» Exercise requirements
Filter the data below for the string "color" and copy each matching line.

--- Start ---

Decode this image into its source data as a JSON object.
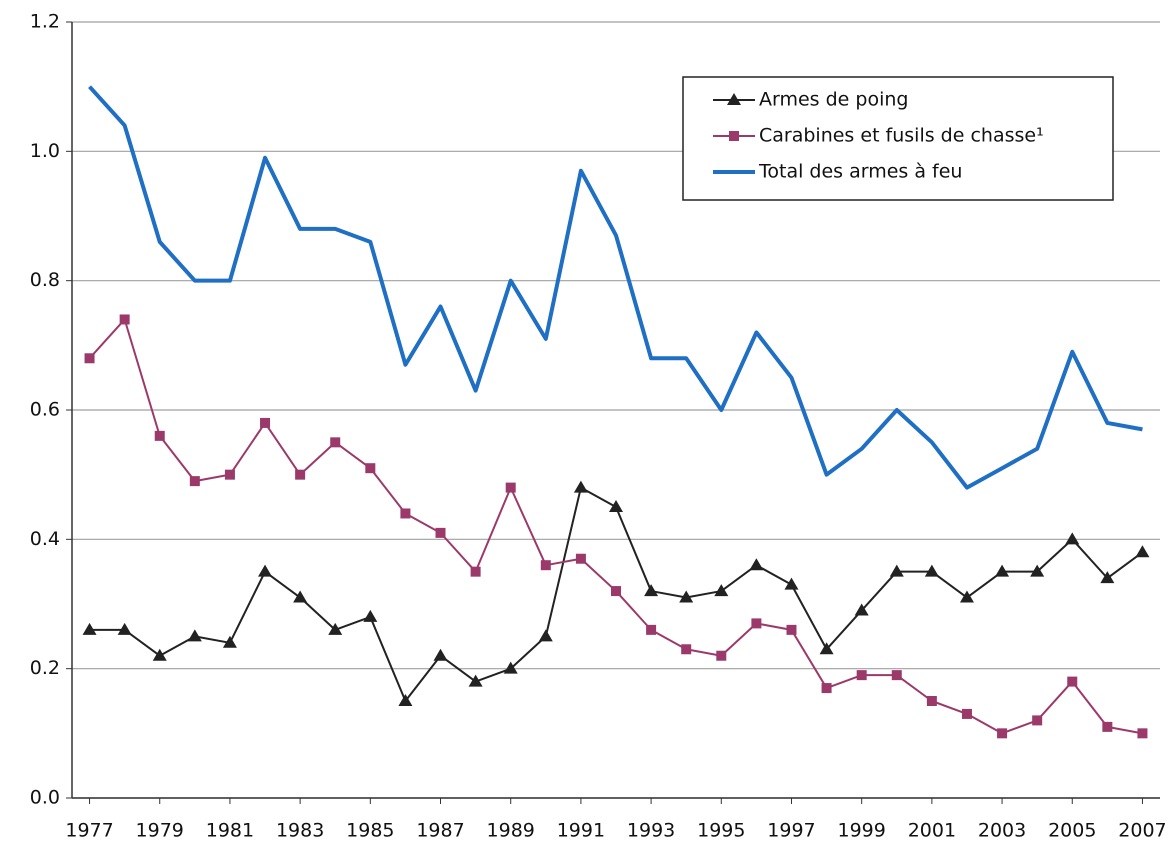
{
  "chart_data": {
    "type": "line",
    "x": [
      1977,
      1978,
      1979,
      1980,
      1981,
      1982,
      1983,
      1984,
      1985,
      1986,
      1987,
      1988,
      1989,
      1990,
      1991,
      1992,
      1993,
      1994,
      1995,
      1996,
      1997,
      1998,
      1999,
      2000,
      2001,
      2002,
      2003,
      2004,
      2005,
      2006,
      2007
    ],
    "xlim": [
      1976.5,
      2007.5
    ],
    "xticks": [
      1977,
      1979,
      1981,
      1983,
      1985,
      1987,
      1989,
      1991,
      1993,
      1995,
      1997,
      1999,
      2001,
      2003,
      2005,
      2007
    ],
    "ylim": [
      0,
      1.2
    ],
    "yticks": [
      {
        "value": 0,
        "label": "0.0"
      },
      0.2,
      0.4,
      0.6,
      0.8,
      {
        "value": 1,
        "label": "1.0"
      },
      1.2
    ],
    "grid": true,
    "legend": "upper right",
    "series": [
      {
        "name": "Armes de poing",
        "color": "#222222",
        "marker": "triangle",
        "values": [
          0.26,
          0.26,
          0.22,
          0.25,
          0.24,
          0.35,
          0.31,
          0.26,
          0.28,
          0.15,
          0.22,
          0.18,
          0.2,
          0.25,
          0.48,
          0.45,
          0.32,
          0.31,
          0.32,
          0.36,
          0.33,
          0.23,
          0.29,
          0.35,
          0.35,
          0.31,
          0.35,
          0.35,
          0.4,
          0.34,
          0.38
        ]
      },
      {
        "name": "Carabines et fusils de chasse¹",
        "color": "#9b3a6a",
        "marker": "square",
        "values": [
          0.68,
          0.74,
          0.56,
          0.49,
          0.5,
          0.58,
          0.5,
          0.55,
          0.51,
          0.44,
          0.41,
          0.35,
          0.48,
          0.36,
          0.37,
          0.32,
          0.26,
          0.23,
          0.22,
          0.27,
          0.26,
          0.17,
          0.19,
          0.19,
          0.15,
          0.13,
          0.1,
          0.12,
          0.18,
          0.11,
          0.1
        ]
      },
      {
        "name": "Total des armes à feu",
        "color": "#1f6fc5",
        "marker": "none",
        "values": [
          1.1,
          1.04,
          0.86,
          0.8,
          0.8,
          0.99,
          0.88,
          0.88,
          0.86,
          0.67,
          0.76,
          0.63,
          0.8,
          0.71,
          0.97,
          0.87,
          0.68,
          0.68,
          0.6,
          0.72,
          0.65,
          0.5,
          0.54,
          0.6,
          0.55,
          0.48,
          0.51,
          0.54,
          0.69,
          0.58,
          0.57
        ]
      }
    ]
  }
}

--- End ---

» Exercise result
        "color": "#222222",
        "color": "#9b3a6a",
        "color": "#1f6fc5",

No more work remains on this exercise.